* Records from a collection
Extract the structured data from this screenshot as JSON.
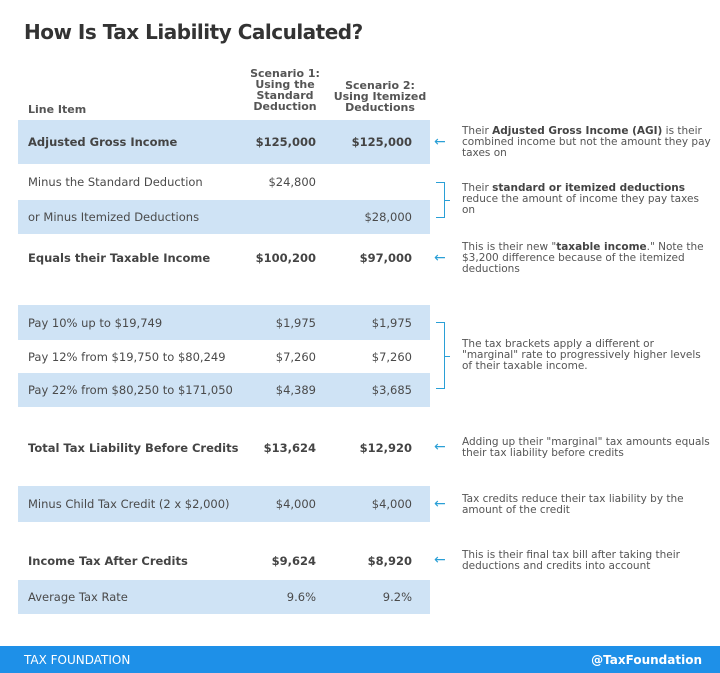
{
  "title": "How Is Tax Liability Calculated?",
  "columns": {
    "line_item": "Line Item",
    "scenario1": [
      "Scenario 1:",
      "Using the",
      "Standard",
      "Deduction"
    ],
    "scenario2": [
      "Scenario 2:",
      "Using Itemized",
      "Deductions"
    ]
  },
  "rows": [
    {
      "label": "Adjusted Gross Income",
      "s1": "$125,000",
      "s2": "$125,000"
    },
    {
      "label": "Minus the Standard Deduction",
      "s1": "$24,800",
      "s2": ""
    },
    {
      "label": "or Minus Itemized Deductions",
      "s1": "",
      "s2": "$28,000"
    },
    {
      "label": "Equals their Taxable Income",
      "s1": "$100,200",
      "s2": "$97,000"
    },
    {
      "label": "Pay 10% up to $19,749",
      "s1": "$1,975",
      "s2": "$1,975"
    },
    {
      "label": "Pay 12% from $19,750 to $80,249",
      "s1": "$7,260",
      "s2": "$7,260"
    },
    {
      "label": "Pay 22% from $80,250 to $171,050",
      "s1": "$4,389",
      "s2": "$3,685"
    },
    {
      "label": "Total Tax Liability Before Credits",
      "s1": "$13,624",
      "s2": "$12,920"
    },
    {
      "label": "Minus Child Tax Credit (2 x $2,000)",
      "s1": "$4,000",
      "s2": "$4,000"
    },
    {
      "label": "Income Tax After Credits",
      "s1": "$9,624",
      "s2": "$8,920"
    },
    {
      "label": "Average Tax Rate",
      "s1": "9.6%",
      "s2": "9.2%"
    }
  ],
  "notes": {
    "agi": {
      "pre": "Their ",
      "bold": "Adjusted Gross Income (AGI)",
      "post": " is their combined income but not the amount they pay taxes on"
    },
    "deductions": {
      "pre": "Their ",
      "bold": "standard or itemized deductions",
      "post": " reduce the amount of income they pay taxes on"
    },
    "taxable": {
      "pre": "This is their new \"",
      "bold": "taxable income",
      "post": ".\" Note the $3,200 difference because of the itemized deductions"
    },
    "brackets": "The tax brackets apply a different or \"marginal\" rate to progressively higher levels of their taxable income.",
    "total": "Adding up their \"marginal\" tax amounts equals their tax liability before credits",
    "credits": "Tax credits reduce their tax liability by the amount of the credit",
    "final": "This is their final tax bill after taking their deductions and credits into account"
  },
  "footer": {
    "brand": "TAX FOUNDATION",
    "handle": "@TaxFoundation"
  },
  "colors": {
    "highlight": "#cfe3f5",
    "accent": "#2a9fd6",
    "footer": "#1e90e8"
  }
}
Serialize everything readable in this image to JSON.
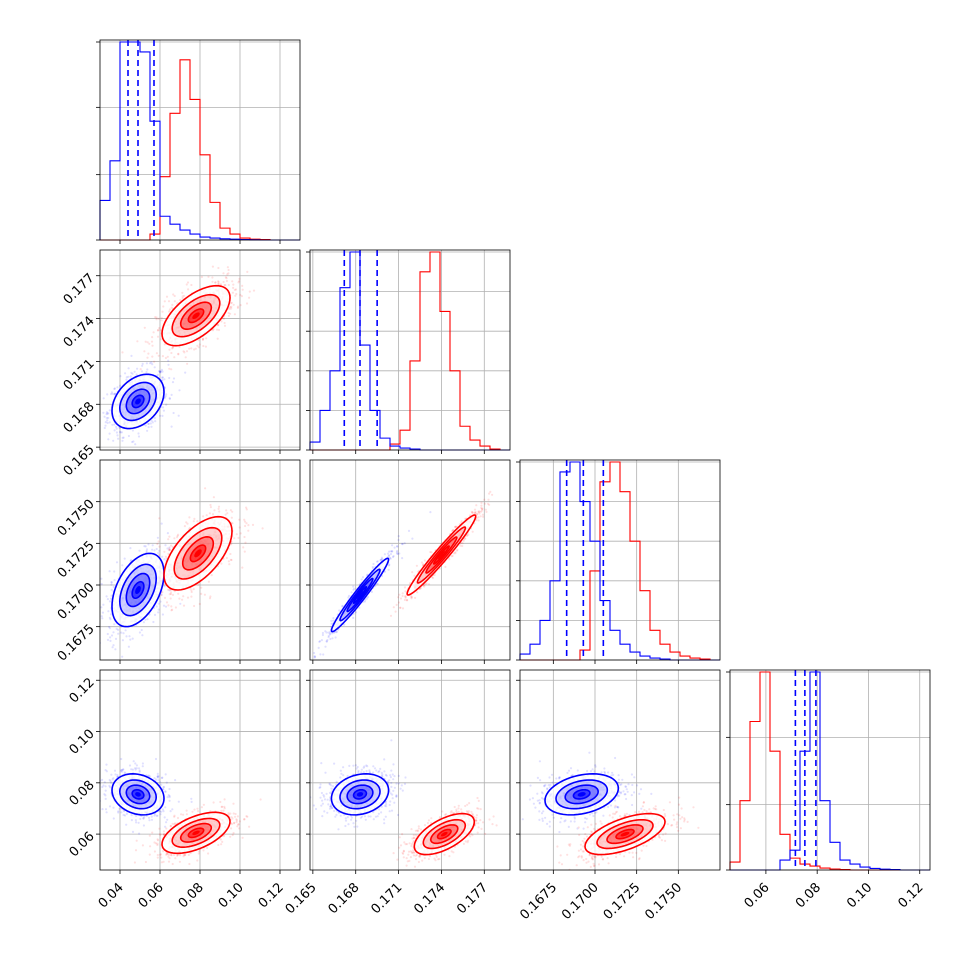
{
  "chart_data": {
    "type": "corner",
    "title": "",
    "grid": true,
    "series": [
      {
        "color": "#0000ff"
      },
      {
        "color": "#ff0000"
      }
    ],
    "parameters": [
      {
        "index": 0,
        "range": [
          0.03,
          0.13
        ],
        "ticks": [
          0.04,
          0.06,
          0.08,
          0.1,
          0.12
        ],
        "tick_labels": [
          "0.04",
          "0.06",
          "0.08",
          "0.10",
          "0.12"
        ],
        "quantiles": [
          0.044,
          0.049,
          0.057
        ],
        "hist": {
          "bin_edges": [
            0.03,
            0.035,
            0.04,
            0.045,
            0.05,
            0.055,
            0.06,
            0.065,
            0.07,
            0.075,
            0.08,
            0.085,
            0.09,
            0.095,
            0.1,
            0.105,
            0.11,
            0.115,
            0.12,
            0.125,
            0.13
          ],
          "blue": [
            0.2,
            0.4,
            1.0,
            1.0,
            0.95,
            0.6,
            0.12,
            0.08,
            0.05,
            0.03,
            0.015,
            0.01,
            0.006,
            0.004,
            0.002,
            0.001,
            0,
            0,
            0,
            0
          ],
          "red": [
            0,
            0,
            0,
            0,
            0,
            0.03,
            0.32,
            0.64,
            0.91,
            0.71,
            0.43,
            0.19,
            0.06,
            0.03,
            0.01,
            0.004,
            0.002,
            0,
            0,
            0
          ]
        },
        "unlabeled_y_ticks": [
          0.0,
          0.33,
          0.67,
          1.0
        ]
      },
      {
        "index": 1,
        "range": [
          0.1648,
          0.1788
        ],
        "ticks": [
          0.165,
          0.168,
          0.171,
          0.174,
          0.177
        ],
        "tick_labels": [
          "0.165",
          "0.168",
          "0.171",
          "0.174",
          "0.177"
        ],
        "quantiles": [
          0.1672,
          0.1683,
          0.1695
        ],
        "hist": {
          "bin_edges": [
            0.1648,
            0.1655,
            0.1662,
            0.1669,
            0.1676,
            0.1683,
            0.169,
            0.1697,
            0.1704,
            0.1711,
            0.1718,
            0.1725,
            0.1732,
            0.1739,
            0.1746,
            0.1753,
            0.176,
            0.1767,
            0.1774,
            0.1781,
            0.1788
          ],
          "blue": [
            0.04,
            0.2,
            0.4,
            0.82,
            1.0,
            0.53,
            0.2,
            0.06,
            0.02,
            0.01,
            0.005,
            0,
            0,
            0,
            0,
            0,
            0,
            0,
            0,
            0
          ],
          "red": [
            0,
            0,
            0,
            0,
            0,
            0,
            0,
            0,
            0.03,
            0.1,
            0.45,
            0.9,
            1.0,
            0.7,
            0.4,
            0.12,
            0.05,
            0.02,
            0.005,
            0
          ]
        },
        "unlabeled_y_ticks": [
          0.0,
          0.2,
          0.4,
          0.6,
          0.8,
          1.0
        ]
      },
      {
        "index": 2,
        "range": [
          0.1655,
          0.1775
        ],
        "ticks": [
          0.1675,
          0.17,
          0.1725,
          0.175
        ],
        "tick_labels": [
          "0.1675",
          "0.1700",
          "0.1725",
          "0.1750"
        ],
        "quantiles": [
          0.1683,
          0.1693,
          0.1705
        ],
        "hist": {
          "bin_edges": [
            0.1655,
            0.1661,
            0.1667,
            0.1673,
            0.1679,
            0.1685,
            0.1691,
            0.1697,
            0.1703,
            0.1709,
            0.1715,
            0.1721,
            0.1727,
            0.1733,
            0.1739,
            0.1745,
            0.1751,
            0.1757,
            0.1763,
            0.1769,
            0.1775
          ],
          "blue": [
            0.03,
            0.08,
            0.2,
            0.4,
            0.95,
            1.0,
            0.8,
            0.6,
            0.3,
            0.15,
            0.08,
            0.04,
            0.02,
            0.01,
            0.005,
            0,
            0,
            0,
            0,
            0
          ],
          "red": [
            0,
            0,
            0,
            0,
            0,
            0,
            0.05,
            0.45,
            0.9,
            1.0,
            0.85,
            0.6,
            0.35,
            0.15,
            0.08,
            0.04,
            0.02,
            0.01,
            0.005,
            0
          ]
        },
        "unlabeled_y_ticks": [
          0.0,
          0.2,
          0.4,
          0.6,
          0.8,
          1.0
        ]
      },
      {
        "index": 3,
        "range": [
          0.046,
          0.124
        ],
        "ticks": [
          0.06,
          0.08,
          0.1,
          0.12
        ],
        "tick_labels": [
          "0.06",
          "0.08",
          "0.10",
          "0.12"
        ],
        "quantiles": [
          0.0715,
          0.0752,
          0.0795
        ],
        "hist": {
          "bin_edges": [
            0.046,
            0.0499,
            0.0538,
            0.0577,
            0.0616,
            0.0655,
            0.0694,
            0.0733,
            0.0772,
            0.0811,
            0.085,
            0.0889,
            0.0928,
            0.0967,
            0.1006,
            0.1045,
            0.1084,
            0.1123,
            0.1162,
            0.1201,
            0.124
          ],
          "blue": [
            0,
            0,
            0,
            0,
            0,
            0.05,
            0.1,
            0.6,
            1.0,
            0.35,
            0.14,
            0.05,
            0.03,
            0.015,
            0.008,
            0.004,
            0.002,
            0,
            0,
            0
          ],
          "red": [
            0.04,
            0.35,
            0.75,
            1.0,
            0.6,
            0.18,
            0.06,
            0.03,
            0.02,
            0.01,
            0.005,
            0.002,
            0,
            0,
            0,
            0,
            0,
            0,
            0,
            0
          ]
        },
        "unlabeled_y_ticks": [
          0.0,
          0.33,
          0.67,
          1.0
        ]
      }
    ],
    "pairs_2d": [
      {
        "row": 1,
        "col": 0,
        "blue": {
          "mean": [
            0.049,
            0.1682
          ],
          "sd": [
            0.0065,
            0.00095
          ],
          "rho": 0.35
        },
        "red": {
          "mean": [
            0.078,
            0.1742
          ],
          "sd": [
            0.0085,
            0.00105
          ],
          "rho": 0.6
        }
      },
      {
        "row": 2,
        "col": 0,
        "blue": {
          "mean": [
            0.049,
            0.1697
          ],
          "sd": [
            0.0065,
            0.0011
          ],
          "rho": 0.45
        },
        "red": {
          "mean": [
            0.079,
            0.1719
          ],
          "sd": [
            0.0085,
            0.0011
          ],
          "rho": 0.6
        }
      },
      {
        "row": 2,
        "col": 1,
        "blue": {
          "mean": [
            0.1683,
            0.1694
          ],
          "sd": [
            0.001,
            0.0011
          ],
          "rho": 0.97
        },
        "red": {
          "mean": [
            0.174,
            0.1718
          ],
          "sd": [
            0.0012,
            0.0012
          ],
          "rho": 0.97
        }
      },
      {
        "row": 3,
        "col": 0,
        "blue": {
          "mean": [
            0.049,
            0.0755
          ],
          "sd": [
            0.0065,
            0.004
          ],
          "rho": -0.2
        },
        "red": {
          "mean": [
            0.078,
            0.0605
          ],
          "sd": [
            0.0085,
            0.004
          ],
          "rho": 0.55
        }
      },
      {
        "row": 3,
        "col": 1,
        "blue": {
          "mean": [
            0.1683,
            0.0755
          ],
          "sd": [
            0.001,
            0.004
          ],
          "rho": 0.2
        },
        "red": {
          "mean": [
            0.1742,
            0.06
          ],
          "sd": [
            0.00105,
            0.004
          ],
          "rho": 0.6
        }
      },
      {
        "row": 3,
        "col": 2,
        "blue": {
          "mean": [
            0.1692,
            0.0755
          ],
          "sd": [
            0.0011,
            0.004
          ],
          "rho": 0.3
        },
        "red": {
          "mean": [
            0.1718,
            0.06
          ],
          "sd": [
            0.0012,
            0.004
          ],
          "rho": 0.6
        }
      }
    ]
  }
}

* Problem to solve
Among the entries above, identify all lines with "Adjusted" and copy them.

* Response
      "label": "Adjusted Gross Income",
      "bold": "Adjusted Gross Income (AGI)",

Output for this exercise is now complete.